§ **Prompt**: Retype every entry exactly, character for character.
— start of The data —
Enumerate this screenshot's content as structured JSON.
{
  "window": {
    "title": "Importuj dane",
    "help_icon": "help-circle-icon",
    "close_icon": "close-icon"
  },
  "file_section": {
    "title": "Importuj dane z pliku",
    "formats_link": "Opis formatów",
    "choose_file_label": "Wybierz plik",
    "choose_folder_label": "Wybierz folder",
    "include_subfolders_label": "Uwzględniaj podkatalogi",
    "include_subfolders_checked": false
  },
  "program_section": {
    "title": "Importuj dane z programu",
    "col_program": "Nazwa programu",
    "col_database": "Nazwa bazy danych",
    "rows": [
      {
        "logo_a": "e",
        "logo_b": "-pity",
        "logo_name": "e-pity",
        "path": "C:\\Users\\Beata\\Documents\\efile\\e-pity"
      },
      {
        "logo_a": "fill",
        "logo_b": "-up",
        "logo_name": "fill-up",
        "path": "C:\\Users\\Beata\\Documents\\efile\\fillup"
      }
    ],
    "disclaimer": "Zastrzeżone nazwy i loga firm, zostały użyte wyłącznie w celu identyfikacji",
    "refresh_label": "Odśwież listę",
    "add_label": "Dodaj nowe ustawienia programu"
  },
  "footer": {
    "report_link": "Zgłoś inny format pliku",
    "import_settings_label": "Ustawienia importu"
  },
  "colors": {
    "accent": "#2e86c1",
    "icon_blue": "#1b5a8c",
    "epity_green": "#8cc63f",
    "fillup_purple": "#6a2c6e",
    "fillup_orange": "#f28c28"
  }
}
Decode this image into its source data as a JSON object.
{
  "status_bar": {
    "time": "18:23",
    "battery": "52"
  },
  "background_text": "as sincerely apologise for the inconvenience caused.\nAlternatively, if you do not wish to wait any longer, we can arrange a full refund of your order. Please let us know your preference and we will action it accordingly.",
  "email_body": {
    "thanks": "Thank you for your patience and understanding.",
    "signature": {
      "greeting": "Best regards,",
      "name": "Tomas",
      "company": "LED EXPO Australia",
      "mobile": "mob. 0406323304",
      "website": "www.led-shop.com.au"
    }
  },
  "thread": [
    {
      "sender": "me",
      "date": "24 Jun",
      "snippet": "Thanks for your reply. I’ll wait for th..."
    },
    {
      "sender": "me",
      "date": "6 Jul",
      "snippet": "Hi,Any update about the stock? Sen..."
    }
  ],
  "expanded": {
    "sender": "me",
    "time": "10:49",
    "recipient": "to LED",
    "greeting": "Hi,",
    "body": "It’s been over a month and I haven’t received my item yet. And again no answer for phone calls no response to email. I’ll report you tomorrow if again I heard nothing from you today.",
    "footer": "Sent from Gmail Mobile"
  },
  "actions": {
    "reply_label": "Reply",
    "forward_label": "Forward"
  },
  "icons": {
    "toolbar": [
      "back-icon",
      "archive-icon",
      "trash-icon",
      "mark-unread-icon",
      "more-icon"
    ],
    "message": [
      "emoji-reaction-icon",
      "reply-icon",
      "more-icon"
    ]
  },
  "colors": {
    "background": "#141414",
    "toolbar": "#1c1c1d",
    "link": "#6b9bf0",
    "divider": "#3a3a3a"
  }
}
— end of The data —
§ **Response to this task**:
Enumerate this screenshot's content as structured JSON.
{
  "window": {
    "title": "Importuj dane",
    "help_icon": "help-circle-icon",
    "close_icon": "close-icon"
  },
  "file_section": {
    "title": "Importuj dane z pliku",
    "formats_link": "Opis formatów",
    "choose_file_label": "Wybierz plik",
    "choose_folder_label": "Wybierz folder",
    "include_subfolders_label": "Uwzględniaj podkatalogi",
    "include_subfolders_checked": false
  },
  "program_section": {
    "title": "Importuj dane z programu",
    "col_program": "Nazwa programu",
    "col_database": "Nazwa bazy danych",
    "rows": [
      {
        "logo_a": "e",
        "logo_b": "-pity",
        "logo_name": "e-pity",
        "path": "C:\\Users\\Beata\\Documents\\efile\\e-pity"
      },
      {
        "logo_a": "fill",
        "logo_b": "-up",
        "logo_name": "fill-up",
        "path": "C:\\Users\\Beata\\Documents\\efile\\fillup"
      }
    ],
    "disclaimer": "Zastrzeżone nazwy i loga firm, zostały użyte wyłącznie w celu identyfikacji",
    "refresh_label": "Odśwież listę",
    "add_label": "Dodaj nowe ustawienia programu"
  },
  "footer": {
    "report_link": "Zgłoś inny format pliku",
    "import_settings_label": "Ustawienia importu"
  },
  "colors": {
    "accent": "#2e86c1",
    "icon_blue": "#1b5a8c",
    "epity_green": "#8cc63f",
    "fillup_purple": "#6a2c6e",
    "fillup_orange": "#f28c28"
  }
}
Decode this image into its source data as a JSON object.
{
  "status_bar": {
    "time": "18:23",
    "battery": "52"
  },
  "background_text": "as sincerely apologise for the inconvenience caused.\nAlternatively, if you do not wish to wait any longer, we can arrange a full refund of your order. Please let us know your preference and we will action it accordingly.",
  "email_body": {
    "thanks": "Thank you for your patience and understanding.",
    "signature": {
      "greeting": "Best regards,",
      "name": "Tomas",
      "company": "LED EXPO Australia",
      "mobile": "mob. 0406323304",
      "website": "www.led-shop.com.au"
    }
  },
  "thread": [
    {
      "sender": "me",
      "date": "24 Jun",
      "snippet": "Thanks for your reply. I’ll wait for th..."
    },
    {
      "sender": "me",
      "date": "6 Jul",
      "snippet": "Hi,Any update about the stock? Sen..."
    }
  ],
  "expanded": {
    "sender": "me",
    "time": "10:49",
    "recipient": "to LED",
    "greeting": "Hi,",
    "body": "It’s been over a month and I haven’t received my item yet. And again no answer for phone calls no response to email. I’ll report you tomorrow if again I heard nothing from you today.",
    "footer": "Sent from Gmail Mobile"
  },
  "actions": {
    "reply_label": "Reply",
    "forward_label": "Forward"
  },
  "icons": {
    "toolbar": [
      "back-icon",
      "archive-icon",
      "trash-icon",
      "mark-unread-icon",
      "more-icon"
    ],
    "message": [
      "emoji-reaction-icon",
      "reply-icon",
      "more-icon"
    ]
  },
  "colors": {
    "background": "#141414",
    "toolbar": "#1c1c1d",
    "link": "#6b9bf0",
    "divider": "#3a3a3a"
  }
}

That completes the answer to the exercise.